SHORT EXERCISE =
Your task is to repeat the lines below exactly, excluding any pictures they contain.

RECORDS SUPPLIED =

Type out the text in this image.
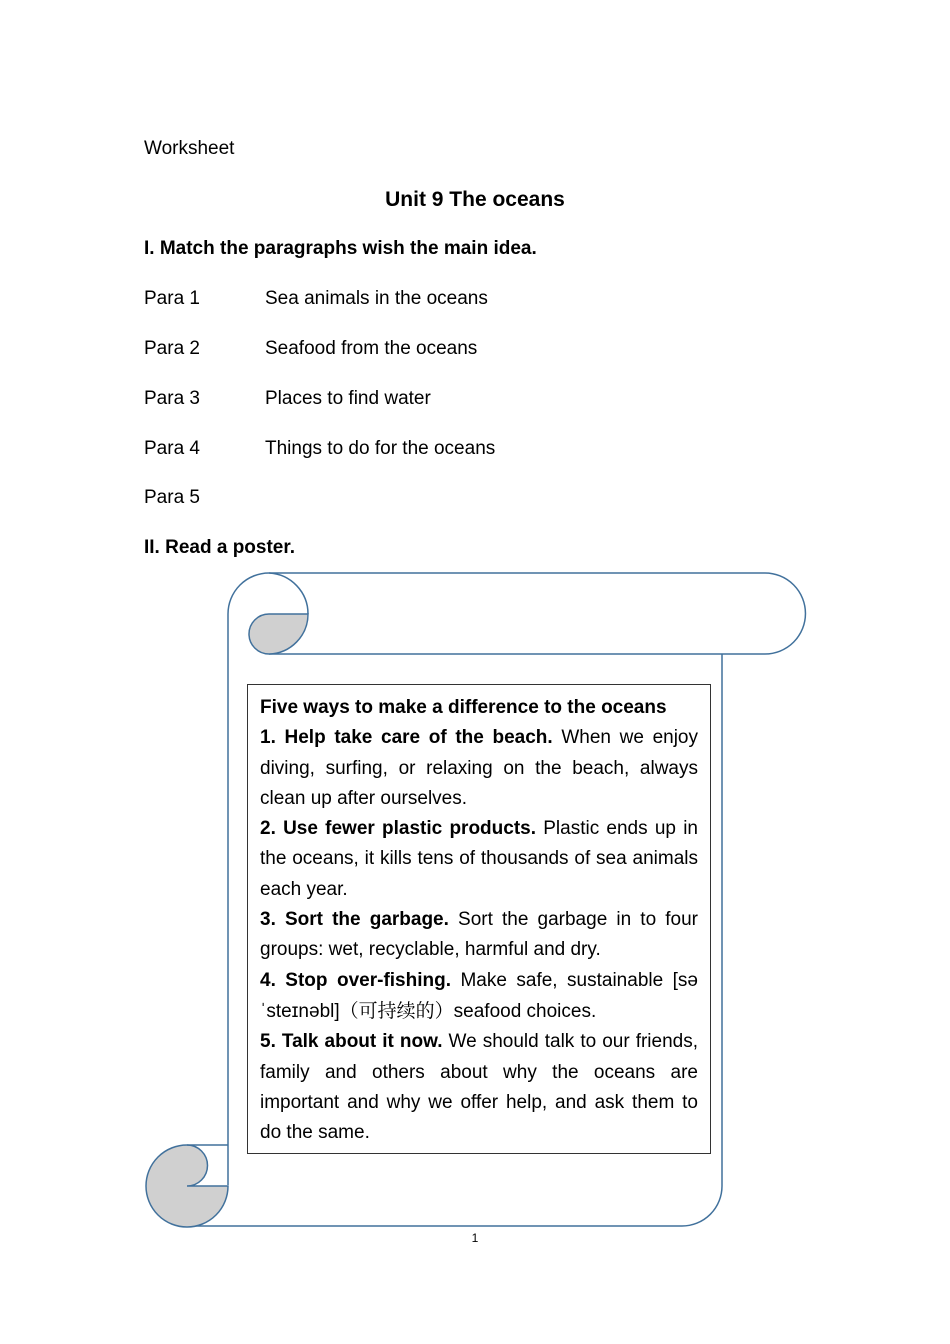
Worksheet
Unit 9 The oceans
I. Match the paragraphs wish the main idea.
Para 1	Sea animals in the oceans
Para 2	Seafood from the oceans
Para 3	Places to find water
Para 4	Things to do for the oceans
Para 5
II. Read a poster.

Five ways to make a difference to the oceans

1. Help take care of the beach. When we enjoy diving, surfing, or relaxing on the beach, always clean up after ourselves.

2. Use fewer plastic products. Plastic ends up in the oceans, it kills tens of thousands of sea animals each year.

3. Sort the garbage. Sort the garbage in to four groups: wet, recyclable, harmful and dry.

4. Stop over-fishing. Make safe, sustainable [səˈsteɪnəbl]（可持续的）seafood choices.

5. Talk about it now. We should talk to our friends, family and others about why the oceans are important and why we offer help, and ask them to do the same.

1
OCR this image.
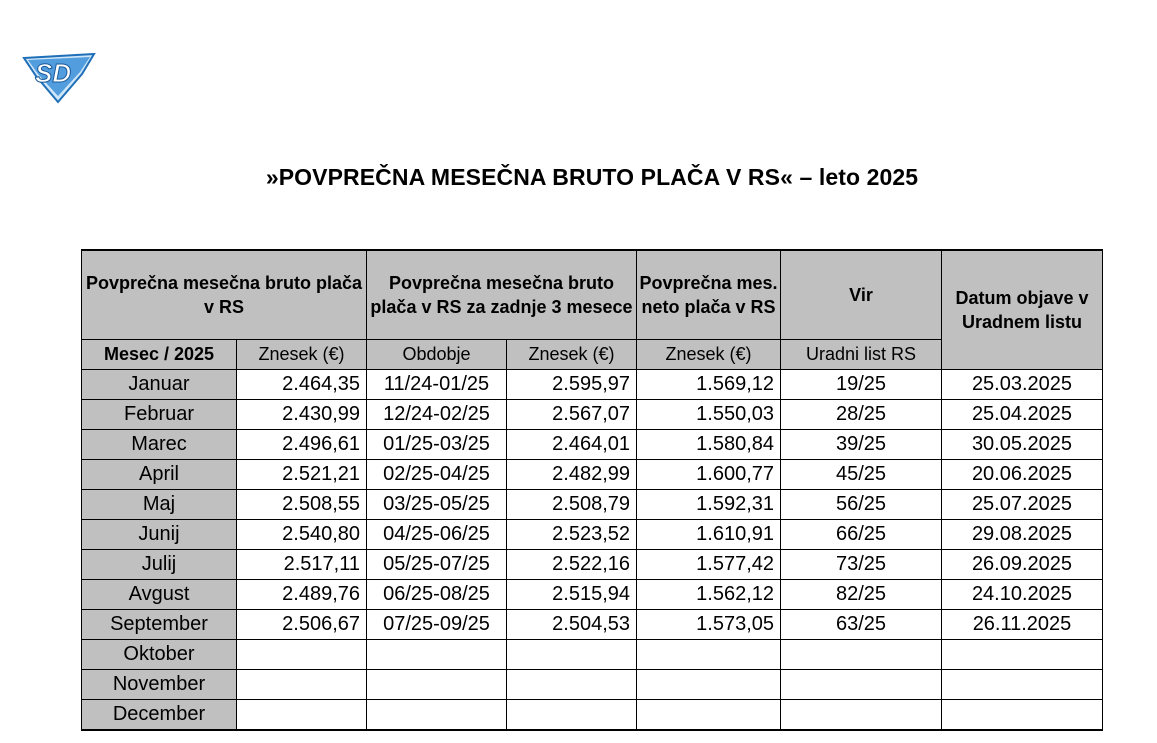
SD
»POVPREČNA MESEČNA BRUTO PLAČA V RS« – leto 2025
Povprečna mesečna bruto plača v RS		Povprečna mesečna bruto plača v RS za zadnje 3 mesece		Povprečna mes. neto plača v RS	Vir	Datum objave v Uradnem listu
Mesec / 2025	Znesek (€)	Obdobje	Znesek (€)	Znesek (€)	Uradni list RS	
Januar	2.464,35	11/24-01/25	2.595,97	1.569,12	19/25	25.03.2025
Februar	2.430,99	12/24-02/25	2.567,07	1.550,03	28/25	25.04.2025
Marec	2.496,61	01/25-03/25	2.464,01	1.580,84	39/25	30.05.2025
April	2.521,21	02/25-04/25	2.482,99	1.600,77	45/25	20.06.2025
Maj	2.508,55	03/25-05/25	2.508,79	1.592,31	56/25	25.07.2025
Junij	2.540,80	04/25-06/25	2.523,52	1.610,91	66/25	29.08.2025
Julij	2.517,11	05/25-07/25	2.522,16	1.577,42	73/25	26.09.2025
Avgust	2.489,76	06/25-08/25	2.515,94	1.562,12	82/25	24.10.2025
September	2.506,67	07/25-09/25	2.504,53	1.573,05	63/25	26.11.2025
Oktober						
November						
December						
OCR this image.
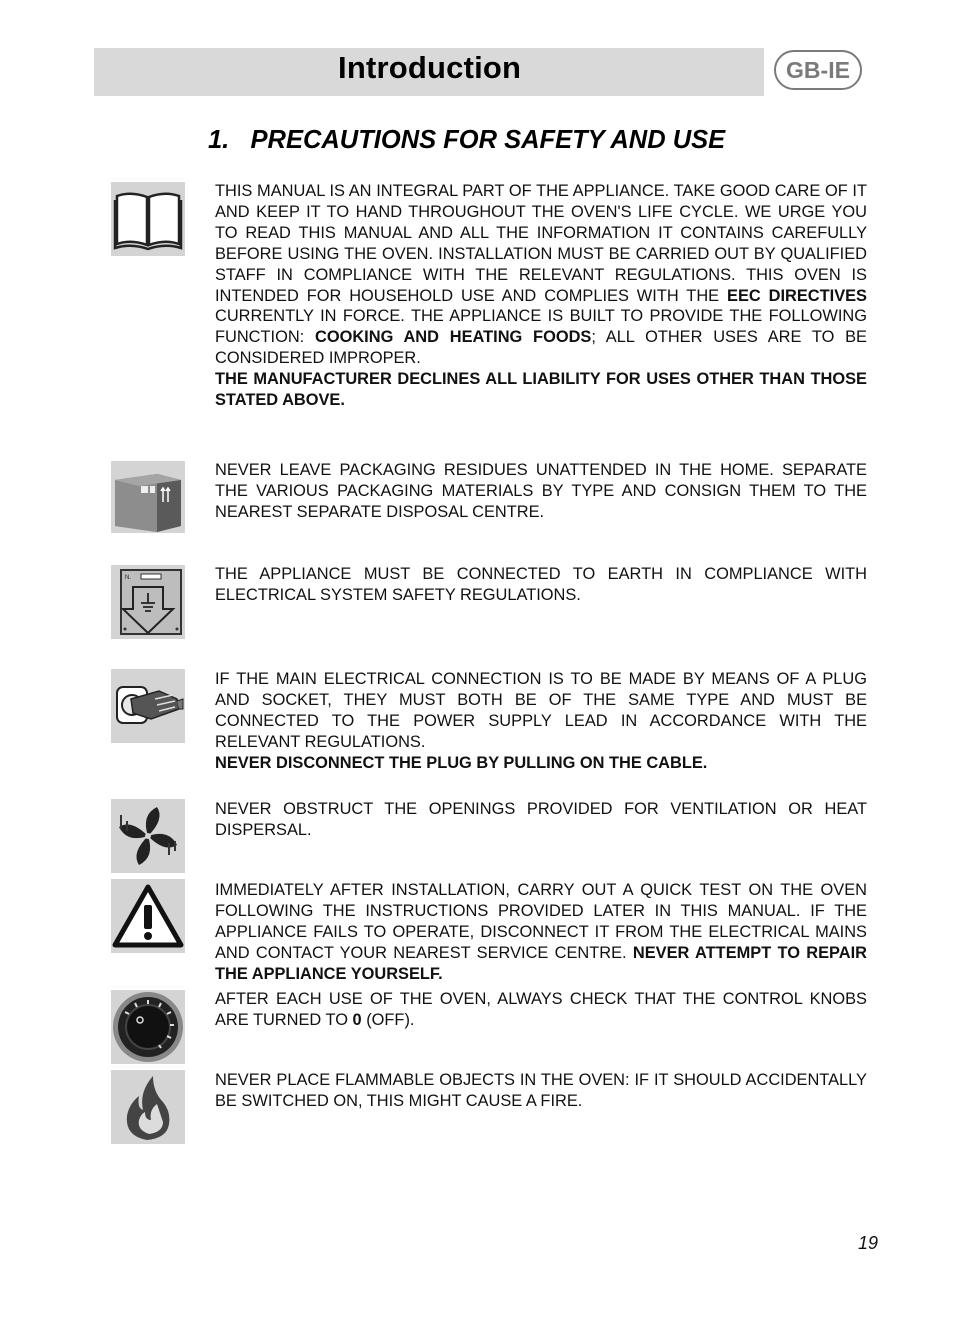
Introduction	GB-IE
1.   PRECAUTIONS FOR SAFETY AND USE
THIS MANUAL IS AN INTEGRAL PART OF THE APPLIANCE. TAKE GOOD CARE OF IT AND KEEP IT TO HAND THROUGHOUT THE OVEN'S LIFE CYCLE. WE URGE YOU TO READ THIS MANUAL AND ALL THE INFORMATION IT CONTAINS CAREFULLY BEFORE USING THE OVEN. INSTALLATION MUST BE CARRIED OUT BY QUALIFIED STAFF IN COMPLIANCE WITH THE RELEVANT REGULATIONS. THIS OVEN IS INTENDED FOR HOUSEHOLD USE AND COMPLIES WITH THE EEC DIRECTIVES CURRENTLY IN FORCE. THE APPLIANCE IS BUILT TO PROVIDE THE FOLLOWING FUNCTION: COOKING AND HEATING FOODS; ALL OTHER USES ARE TO BE CONSIDERED IMPROPER.
THE MANUFACTURER DECLINES ALL LIABILITY FOR USES OTHER THAN THOSE STATED ABOVE.
NEVER LEAVE PACKAGING RESIDUES UNATTENDED IN THE HOME. SEPARATE THE VARIOUS PACKAGING MATERIALS BY TYPE AND CONSIGN THEM TO THE NEAREST SEPARATE DISPOSAL CENTRE.
N.	THE APPLIANCE MUST BE CONNECTED TO EARTH IN COMPLIANCE WITH ELECTRICAL SYSTEM SAFETY REGULATIONS.
IF THE MAIN ELECTRICAL CONNECTION IS TO BE MADE BY MEANS OF A PLUG AND SOCKET, THEY MUST BOTH BE OF THE SAME TYPE AND MUST BE CONNECTED TO THE POWER SUPPLY LEAD IN ACCORDANCE WITH THE RELEVANT REGULATIONS.
NEVER DISCONNECT THE PLUG BY PULLING ON THE CABLE.
NEVER OBSTRUCT THE OPENINGS PROVIDED FOR VENTILATION OR HEAT DISPERSAL.
IMMEDIATELY AFTER INSTALLATION, CARRY OUT A QUICK TEST ON THE OVEN FOLLOWING THE INSTRUCTIONS PROVIDED LATER IN THIS MANUAL. IF THE APPLIANCE FAILS TO OPERATE, DISCONNECT IT FROM THE ELECTRICAL MAINS AND CONTACT YOUR NEAREST SERVICE CENTRE. NEVER ATTEMPT TO REPAIR THE APPLIANCE YOURSELF.
AFTER EACH USE OF THE OVEN, ALWAYS CHECK THAT THE CONTROL KNOBS ARE TURNED TO 0 (OFF).
NEVER PLACE FLAMMABLE OBJECTS IN THE OVEN: IF IT SHOULD ACCIDENTALLY BE SWITCHED ON, THIS MIGHT CAUSE A FIRE.
19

EXERCISE RESULT =
Type out the text in this image.
Worksheet
Unit 9 The oceans
I. Match the paragraphs wish the main idea.
Para 1	Sea animals in the oceans
Para 2	Seafood from the oceans
Para 3	Places to find water
Para 4	Things to do for the oceans
Para 5
II. Read a poster.

Five ways to make a difference to the oceans

1. Help take care of the beach. When we enjoy diving, surfing, or relaxing on the beach, always clean up after ourselves.

2. Use fewer plastic products. Plastic ends up in the oceans, it kills tens of thousands of sea animals each year.

3. Sort the garbage. Sort the garbage in to four groups: wet, recyclable, harmful and dry.

4. Stop over-fishing. Make safe, sustainable [səˈsteɪnəbl]（可持续的）seafood choices.

5. Talk about it now. We should talk to our friends, family and others about why the oceans are important and why we offer help, and ask them to do the same.

1
OCR this image.
SD
»POVPREČNA MESEČNA BRUTO PLAČA V RS« – leto 2025
Povprečna mesečna bruto plača v RS		Povprečna mesečna bruto plača v RS za zadnje 3 mesece		Povprečna mes. neto plača v RS	Vir	Datum objave v Uradnem listu
Mesec / 2025	Znesek (€)	Obdobje	Znesek (€)	Znesek (€)	Uradni list RS	
Januar	2.464,35	11/24-01/25	2.595,97	1.569,12	19/25	25.03.2025
Februar	2.430,99	12/24-02/25	2.567,07	1.550,03	28/25	25.04.2025
Marec	2.496,61	01/25-03/25	2.464,01	1.580,84	39/25	30.05.2025
April	2.521,21	02/25-04/25	2.482,99	1.600,77	45/25	20.06.2025
Maj	2.508,55	03/25-05/25	2.508,79	1.592,31	56/25	25.07.2025
Junij	2.540,80	04/25-06/25	2.523,52	1.610,91	66/25	29.08.2025
Julij	2.517,11	05/25-07/25	2.522,16	1.577,42	73/25	26.09.2025
Avgust	2.489,76	06/25-08/25	2.515,94	1.562,12	82/25	24.10.2025
September	2.506,67	07/25-09/25	2.504,53	1.573,05	63/25	26.11.2025
Oktober						
November						
December						
OCR this image.
Introduction	GB-IE
1.   PRECAUTIONS FOR SAFETY AND USE
THIS MANUAL IS AN INTEGRAL PART OF THE APPLIANCE. TAKE GOOD CARE OF IT AND KEEP IT TO HAND THROUGHOUT THE OVEN'S LIFE CYCLE. WE URGE YOU TO READ THIS MANUAL AND ALL THE INFORMATION IT CONTAINS CAREFULLY BEFORE USING THE OVEN. INSTALLATION MUST BE CARRIED OUT BY QUALIFIED STAFF IN COMPLIANCE WITH THE RELEVANT REGULATIONS. THIS OVEN IS INTENDED FOR HOUSEHOLD USE AND COMPLIES WITH THE EEC DIRECTIVES CURRENTLY IN FORCE. THE APPLIANCE IS BUILT TO PROVIDE THE FOLLOWING FUNCTION: COOKING AND HEATING FOODS; ALL OTHER USES ARE TO BE CONSIDERED IMPROPER.
THE MANUFACTURER DECLINES ALL LIABILITY FOR USES OTHER THAN THOSE STATED ABOVE.
NEVER LEAVE PACKAGING RESIDUES UNATTENDED IN THE HOME. SEPARATE THE VARIOUS PACKAGING MATERIALS BY TYPE AND CONSIGN THEM TO THE NEAREST SEPARATE DISPOSAL CENTRE.
N.	THE APPLIANCE MUST BE CONNECTED TO EARTH IN COMPLIANCE WITH ELECTRICAL SYSTEM SAFETY REGULATIONS.
IF THE MAIN ELECTRICAL CONNECTION IS TO BE MADE BY MEANS OF A PLUG AND SOCKET, THEY MUST BOTH BE OF THE SAME TYPE AND MUST BE CONNECTED TO THE POWER SUPPLY LEAD IN ACCORDANCE WITH THE RELEVANT REGULATIONS.
NEVER DISCONNECT THE PLUG BY PULLING ON THE CABLE.
NEVER OBSTRUCT THE OPENINGS PROVIDED FOR VENTILATION OR HEAT DISPERSAL.
IMMEDIATELY AFTER INSTALLATION, CARRY OUT A QUICK TEST ON THE OVEN FOLLOWING THE INSTRUCTIONS PROVIDED LATER IN THIS MANUAL. IF THE APPLIANCE FAILS TO OPERATE, DISCONNECT IT FROM THE ELECTRICAL MAINS AND CONTACT YOUR NEAREST SERVICE CENTRE. NEVER ATTEMPT TO REPAIR THE APPLIANCE YOURSELF.
AFTER EACH USE OF THE OVEN, ALWAYS CHECK THAT THE CONTROL KNOBS ARE TURNED TO 0 (OFF).
NEVER PLACE FLAMMABLE OBJECTS IN THE OVEN: IF IT SHOULD ACCIDENTALLY BE SWITCHED ON, THIS MIGHT CAUSE A FIRE.
19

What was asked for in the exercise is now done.